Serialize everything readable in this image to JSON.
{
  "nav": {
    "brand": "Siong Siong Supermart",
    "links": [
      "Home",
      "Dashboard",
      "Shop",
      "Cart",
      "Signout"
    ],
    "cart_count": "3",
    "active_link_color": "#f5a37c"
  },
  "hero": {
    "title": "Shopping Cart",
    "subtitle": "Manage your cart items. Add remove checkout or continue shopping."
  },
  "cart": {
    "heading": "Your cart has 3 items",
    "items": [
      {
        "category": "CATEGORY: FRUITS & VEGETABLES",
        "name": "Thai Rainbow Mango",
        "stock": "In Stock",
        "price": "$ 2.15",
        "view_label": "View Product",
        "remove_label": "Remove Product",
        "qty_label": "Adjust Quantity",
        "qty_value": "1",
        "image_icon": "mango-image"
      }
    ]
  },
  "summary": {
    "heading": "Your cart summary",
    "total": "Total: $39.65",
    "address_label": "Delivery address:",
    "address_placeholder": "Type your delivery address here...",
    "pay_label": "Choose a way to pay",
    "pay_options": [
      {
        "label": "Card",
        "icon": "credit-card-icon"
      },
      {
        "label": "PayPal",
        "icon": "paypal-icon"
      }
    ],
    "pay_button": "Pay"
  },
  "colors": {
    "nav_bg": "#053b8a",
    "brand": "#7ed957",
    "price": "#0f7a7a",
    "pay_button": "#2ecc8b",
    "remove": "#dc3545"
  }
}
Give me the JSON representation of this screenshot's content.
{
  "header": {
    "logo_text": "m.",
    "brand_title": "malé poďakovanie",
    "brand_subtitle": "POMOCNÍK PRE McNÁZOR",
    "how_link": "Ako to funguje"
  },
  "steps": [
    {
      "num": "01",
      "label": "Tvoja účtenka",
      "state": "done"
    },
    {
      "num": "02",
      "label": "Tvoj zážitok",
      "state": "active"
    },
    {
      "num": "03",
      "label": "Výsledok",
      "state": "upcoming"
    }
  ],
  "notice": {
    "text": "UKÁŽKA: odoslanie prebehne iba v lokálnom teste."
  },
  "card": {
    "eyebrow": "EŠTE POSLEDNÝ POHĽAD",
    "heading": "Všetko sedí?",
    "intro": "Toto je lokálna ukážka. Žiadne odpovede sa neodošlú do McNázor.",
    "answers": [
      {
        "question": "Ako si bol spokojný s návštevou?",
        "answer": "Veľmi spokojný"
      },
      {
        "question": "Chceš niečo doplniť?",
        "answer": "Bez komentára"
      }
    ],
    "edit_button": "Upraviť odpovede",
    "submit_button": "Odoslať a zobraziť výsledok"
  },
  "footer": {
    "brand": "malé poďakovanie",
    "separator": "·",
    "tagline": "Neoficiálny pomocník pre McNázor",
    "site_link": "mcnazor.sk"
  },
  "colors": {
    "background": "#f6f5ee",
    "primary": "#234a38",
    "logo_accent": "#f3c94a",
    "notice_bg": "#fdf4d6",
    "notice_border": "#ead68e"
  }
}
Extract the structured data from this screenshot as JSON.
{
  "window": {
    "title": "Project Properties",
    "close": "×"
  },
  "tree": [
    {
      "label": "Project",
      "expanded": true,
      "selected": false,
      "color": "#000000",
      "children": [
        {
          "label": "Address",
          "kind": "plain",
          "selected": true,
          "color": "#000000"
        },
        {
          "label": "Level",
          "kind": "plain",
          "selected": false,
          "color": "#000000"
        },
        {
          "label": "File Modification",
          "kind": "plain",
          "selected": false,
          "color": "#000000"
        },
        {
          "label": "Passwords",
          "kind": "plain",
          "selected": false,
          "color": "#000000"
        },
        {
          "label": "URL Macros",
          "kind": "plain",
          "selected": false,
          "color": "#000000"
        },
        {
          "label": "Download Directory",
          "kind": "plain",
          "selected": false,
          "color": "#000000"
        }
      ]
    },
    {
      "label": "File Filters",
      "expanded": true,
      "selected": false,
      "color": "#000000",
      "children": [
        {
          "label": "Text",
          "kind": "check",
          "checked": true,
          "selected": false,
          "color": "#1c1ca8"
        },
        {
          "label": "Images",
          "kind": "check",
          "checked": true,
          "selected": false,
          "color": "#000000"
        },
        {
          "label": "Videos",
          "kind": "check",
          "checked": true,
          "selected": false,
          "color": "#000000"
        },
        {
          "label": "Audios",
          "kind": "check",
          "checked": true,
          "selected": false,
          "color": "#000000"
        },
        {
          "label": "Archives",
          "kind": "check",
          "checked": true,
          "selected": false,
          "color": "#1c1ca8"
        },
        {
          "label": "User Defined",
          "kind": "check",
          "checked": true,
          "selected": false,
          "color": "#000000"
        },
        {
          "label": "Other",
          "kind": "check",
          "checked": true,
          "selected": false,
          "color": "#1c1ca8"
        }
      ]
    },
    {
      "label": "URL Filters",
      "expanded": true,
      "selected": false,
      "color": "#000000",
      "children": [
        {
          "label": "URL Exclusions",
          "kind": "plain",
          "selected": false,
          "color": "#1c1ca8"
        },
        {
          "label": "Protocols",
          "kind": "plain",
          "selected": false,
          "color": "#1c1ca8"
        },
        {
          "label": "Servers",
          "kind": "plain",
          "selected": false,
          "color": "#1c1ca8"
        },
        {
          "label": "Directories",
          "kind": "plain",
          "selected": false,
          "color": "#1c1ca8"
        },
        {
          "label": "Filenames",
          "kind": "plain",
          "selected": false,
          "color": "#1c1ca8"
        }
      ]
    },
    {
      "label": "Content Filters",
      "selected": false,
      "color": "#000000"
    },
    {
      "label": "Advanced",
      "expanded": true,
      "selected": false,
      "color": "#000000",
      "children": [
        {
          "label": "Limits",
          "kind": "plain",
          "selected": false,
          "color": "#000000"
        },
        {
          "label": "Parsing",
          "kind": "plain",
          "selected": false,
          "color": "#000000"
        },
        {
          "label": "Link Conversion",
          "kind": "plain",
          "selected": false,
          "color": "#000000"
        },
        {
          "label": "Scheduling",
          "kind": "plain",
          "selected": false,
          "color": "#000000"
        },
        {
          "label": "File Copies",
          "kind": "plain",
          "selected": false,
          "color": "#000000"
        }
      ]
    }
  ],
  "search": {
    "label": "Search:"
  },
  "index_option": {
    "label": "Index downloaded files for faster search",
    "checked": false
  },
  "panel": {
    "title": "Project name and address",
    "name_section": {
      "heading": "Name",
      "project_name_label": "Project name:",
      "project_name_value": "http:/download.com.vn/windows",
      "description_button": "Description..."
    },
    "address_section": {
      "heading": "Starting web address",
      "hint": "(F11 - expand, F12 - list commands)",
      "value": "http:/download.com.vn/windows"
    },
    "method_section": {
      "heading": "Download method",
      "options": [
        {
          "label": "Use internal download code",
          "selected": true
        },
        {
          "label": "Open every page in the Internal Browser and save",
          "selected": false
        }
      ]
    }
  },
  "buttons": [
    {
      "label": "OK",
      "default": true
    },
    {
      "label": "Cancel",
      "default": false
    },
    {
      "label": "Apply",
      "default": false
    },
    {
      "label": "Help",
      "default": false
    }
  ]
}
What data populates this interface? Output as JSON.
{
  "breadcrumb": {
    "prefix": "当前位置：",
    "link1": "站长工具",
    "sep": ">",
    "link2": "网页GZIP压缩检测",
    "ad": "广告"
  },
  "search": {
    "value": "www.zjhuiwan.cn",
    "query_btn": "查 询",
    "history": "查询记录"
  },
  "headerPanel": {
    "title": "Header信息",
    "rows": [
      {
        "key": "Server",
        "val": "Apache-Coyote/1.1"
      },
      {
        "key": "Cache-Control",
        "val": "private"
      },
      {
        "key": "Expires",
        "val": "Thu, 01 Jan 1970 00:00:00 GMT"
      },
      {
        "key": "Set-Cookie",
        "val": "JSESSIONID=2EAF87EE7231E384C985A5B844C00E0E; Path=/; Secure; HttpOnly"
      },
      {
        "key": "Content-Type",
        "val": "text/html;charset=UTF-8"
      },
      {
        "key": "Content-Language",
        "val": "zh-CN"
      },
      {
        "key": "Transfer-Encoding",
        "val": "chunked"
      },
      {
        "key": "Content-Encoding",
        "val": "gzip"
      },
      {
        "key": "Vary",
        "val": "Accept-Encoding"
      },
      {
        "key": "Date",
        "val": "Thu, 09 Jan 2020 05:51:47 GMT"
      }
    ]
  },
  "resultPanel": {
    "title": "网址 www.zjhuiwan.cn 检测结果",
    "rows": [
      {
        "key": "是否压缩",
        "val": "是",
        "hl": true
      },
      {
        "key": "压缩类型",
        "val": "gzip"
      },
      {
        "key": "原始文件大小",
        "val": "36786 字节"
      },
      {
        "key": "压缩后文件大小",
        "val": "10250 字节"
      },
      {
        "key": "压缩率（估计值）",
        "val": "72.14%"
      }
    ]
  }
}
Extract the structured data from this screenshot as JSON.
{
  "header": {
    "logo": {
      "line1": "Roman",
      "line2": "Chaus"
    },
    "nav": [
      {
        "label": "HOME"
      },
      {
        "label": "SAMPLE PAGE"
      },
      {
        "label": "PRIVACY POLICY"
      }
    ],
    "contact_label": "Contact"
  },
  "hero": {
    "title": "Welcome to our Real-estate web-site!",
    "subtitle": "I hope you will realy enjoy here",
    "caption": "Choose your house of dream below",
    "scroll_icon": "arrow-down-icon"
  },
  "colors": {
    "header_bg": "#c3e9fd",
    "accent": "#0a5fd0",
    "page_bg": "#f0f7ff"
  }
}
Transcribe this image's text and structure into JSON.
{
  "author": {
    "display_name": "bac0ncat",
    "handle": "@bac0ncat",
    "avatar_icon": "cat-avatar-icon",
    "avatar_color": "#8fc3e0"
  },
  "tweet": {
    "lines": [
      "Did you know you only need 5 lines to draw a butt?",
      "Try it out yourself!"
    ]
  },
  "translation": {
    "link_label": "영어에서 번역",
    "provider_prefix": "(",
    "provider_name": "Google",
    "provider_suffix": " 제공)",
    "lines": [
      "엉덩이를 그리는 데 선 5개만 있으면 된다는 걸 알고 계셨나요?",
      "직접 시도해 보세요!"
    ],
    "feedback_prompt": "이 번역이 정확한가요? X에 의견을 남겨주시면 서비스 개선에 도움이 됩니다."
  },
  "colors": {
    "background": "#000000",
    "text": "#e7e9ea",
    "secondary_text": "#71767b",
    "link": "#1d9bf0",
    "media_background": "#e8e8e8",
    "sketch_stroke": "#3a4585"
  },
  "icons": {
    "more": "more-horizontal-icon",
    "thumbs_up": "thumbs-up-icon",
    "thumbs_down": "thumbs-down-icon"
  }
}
——
» **Exercise objective**
Within the listing, how many lines hold the word "here"? Only the number is to be given.

» **Final answer**
2